What is being asked — Search the records below for the word "text". Pull out each line that has it.
□ □ □
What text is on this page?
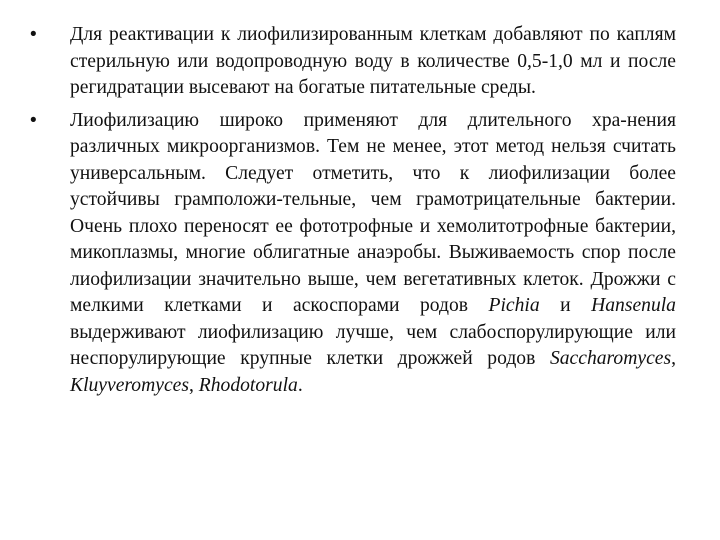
•	Для реактивации к лиофилизированным клеткам добавляют по каплям стерильную или водопроводную воду в количестве 0,5-1,0 мл и после регидратации высевают на богатые питательные среды.
•	Лиофилизацию широко применяют для длительного хра-нения различных микроорганизмов. Тем не менее, этот метод нельзя считать универсальным. Следует отметить, что к лиофилизации более устойчивы грамположи-тельные, чем грамотрицательные бактерии. Очень плохо переносят ее фототрофные и хемолитотрофные бактерии, микоплазмы, многие облигатные анаэробы. Выживаемость спор после лиофилизации значительно выше, чем вегетативных клеток. Дрожжи с мелкими клетками и аскоспорами родов Pichia и Hansenula выдерживают лиофилизацию лучше, чем слабоспорулирующие или неспорулирующие крупные клетки дрожжей родов Saccharomyces, Kluyveromyces, Rhodotorula.
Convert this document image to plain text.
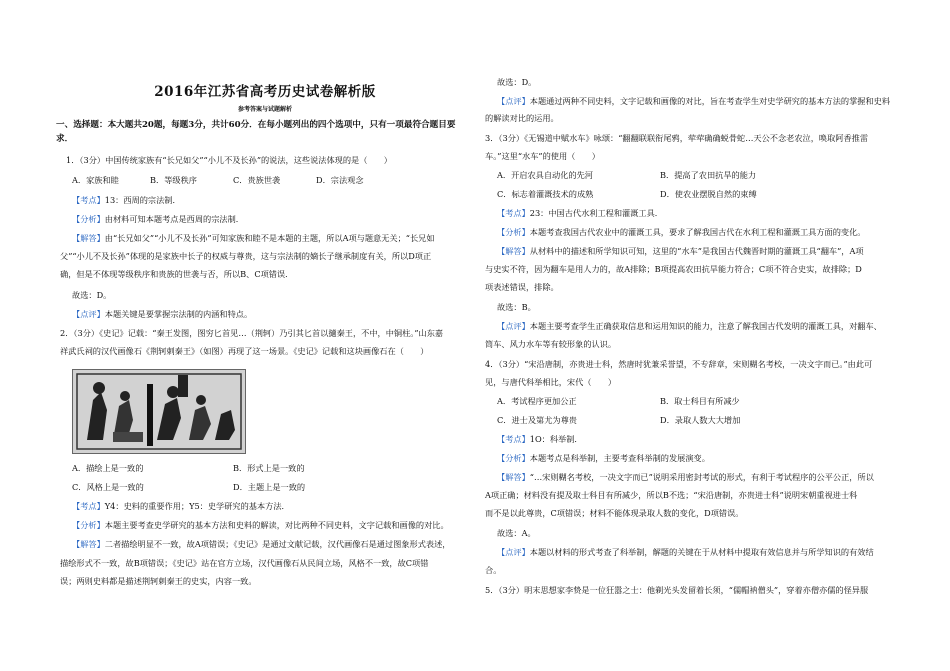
2016年江苏省高考历史试卷解析版
参考答案与试题解析
一、选择题：本大题共20题，每题3分，共计60分．在每小题列出的四个选项中，只有一项最符合题目要
求．
1．（3分）中国传统家族有“长兄如父”“小儿不及长孙”的说法，这些说法体现的是（　　）
A．家族和睦	B．等级秩序	C．贵族世袭	D．宗法观念
【考点】13：西周的宗法制．
【分析】由材料可知本题考点是西周的宗法制．
【解答】由“长兄如父”“小儿不及长孙”可知家族和睦不是本题的主题，所以A项与题意无关；“长兄如
父”“小儿不及长孙”体现的是家族中长子的权威与尊贵，这与宗法制的嫡长子继承制度有关，所以D项正
确，但是不体现等级秩序和贵族的世袭与否，所以B、C项错误．
故选：D。
【点评】本题关键是要掌握宗法制的内涵和特点。
2．（3分）《史记》记载：“秦王发图，图穷匕首见…（荆轲）乃引其匕首以擿秦王，不中，中铜柱。”山东嘉
祥武氏祠的汉代画像石《荆轲刺秦王》（如图）再现了这一场景。《史记》记载和这块画像石在（　　）
A．描绘上是一致的	B．形式上是一致的
C．风格上是一致的	D．主题上是一致的
【考点】Y4：史料的重要作用；Y5：史学研究的基本方法．
【分析】本题主要考查史学研究的基本方法和史料的解读，对比两种不同史料，文字记载和画像的对比。
【解答】二者描绘明显不一致，故A项错误；《史记》是通过文献记载，汉代画像石是通过图象形式表述，
描绘形式不一致，故B项错误；《史记》站在官方立场，汉代画像石从民间立场，风格不一致，故C项错
误；两则史料都是描述荆轲刺秦王的史实，内容一致。
故选：D。
【点评】本题通过两种不同史料，文字记载和画像的对比，旨在考查学生对史学研究的基本方法的掌握和史料
的解读对比的运用。
3．（3分）《无锡道中赋水车》咏颂：“翻翻联联衔尾鸦，荦荦确确蜕骨蛇…天公不念老农泣，唤取阿香推雷
车。”这里“水车”的使用（　　）
A．开启农具自动化的先河	B．提高了农田抗旱的能力
C．标志着灌溉技术的成熟	D．使农业摆脱自然的束缚
【考点】23：中国古代水利工程和灌溉工具．
【分析】本题考查我国古代农业中的灌溉工具，要求了解我国古代在水利工程和灌溉工具方面的变化。
【解答】从材料中的描述和所学知识可知，这里的“水车”是我国古代魏晋时期的灌溉工具“翻车”，A项
与史实不符，因为翻车是用人力的，故A排除；B项提高农田抗旱能力符合；C项不符合史实，故排除；D
项表述错误，排除。
故选：B。
【点评】本题主要考查学生正确获取信息和运用知识的能力，注意了解我国古代发明的灌溉工具，对翻车、
筒车、风力水车等有较形象的认识。
4．（3分）“宋沿唐制，亦贵进士科，然唐时犹兼采誉望，不专辞章，宋则糊名考校，一决文字而已。”由此可
见，与唐代科举相比，宋代（　　）
A．考试程序更加公正	B．取士科目有所减少
C．进士及第尤为尊贵	D．录取人数大大增加
【考点】1O：科举制．
【分析】本题考点是科举制，主要考查科举制的发展演变。
【解答】“…宋则糊名考校，一决文字而已”说明采用密封考试的形式，有利于考试程序的公平公正，所以
A项正确；材料没有提及取士科目有所减少，所以B不选；“宋沿唐制，亦贵进士科”说明宋朝重视进士科
而不是以此尊贵，C项错误；材料不能体现录取人数的变化，D项错误。
故选：A。
【点评】本题以材料的形式考查了科举制，解题的关键在于从材料中提取有效信息并与所学知识的有效结
合。
5．（3分）明末思想家李贽是一位狂嚣之士：他剃光头发留着长须，“儒帽衲僧头”，穿着亦僧亦儒的怪异服
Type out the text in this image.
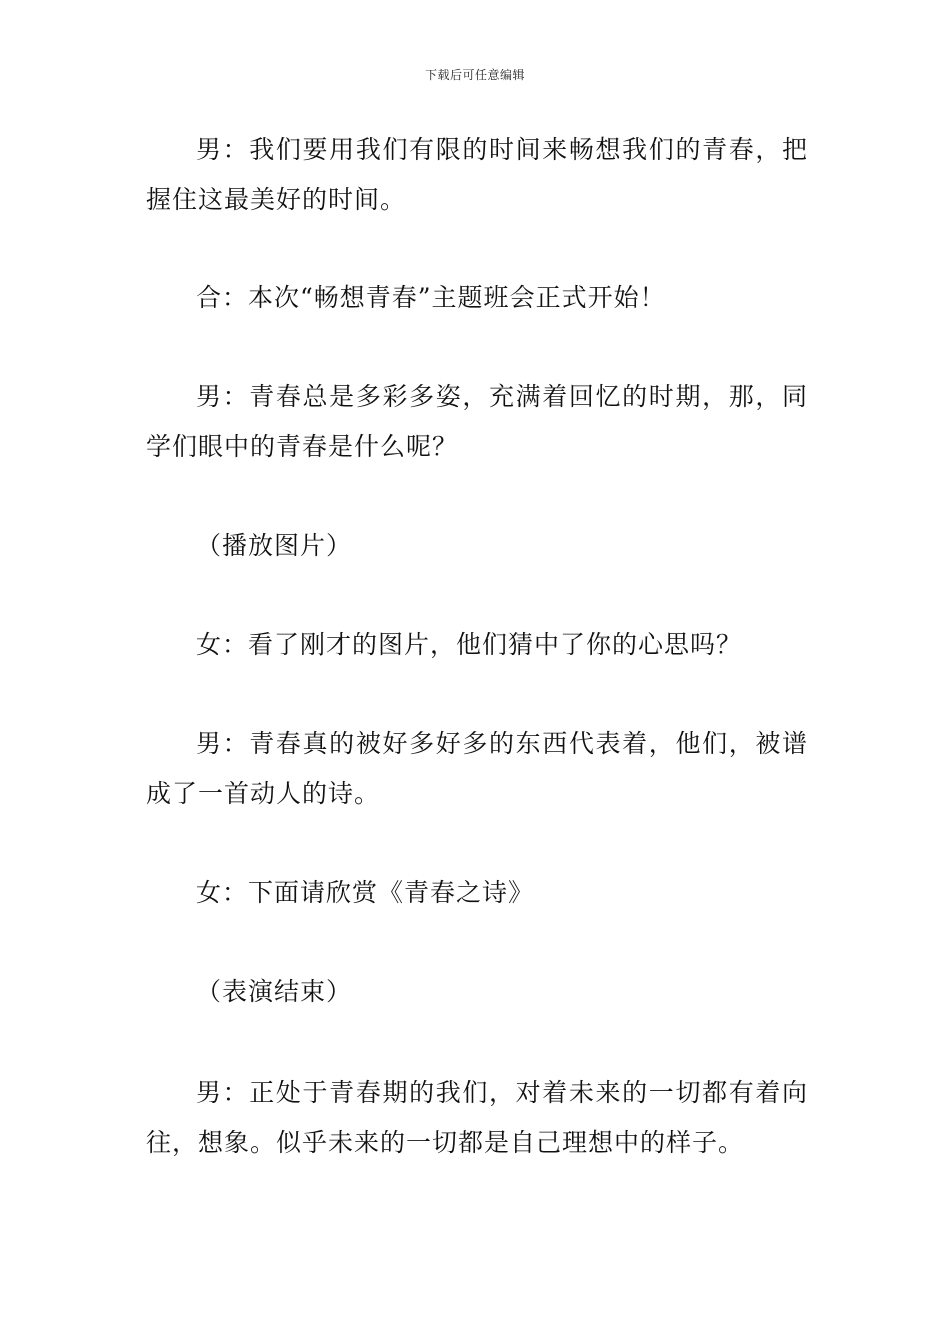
下载后可任意编辑

男：我们要用我们有限的时间来畅想我们的青春，把握住这最美好的时间。

合：本次“畅想青春”主题班会正式开始！

男：青春总是多彩多姿，充满着回忆的时期，那，同学们眼中的青春是什么呢？

（播放图片）

女：看了刚才的图片，他们猜中了你的心思吗？

男：青春真的被好多好多的东西代表着，他们，被谱成了一首动人的诗。

女：下面请欣赏《青春之诗》

（表演结束）

男：正处于青春期的我们，对着未来的一切都有着向往，想象。似乎未来的一切都是自己理想中的样子。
□ □ □
Result for this task —
What text is on this page?
Convert this document image to plain text.
Type out the text in this image.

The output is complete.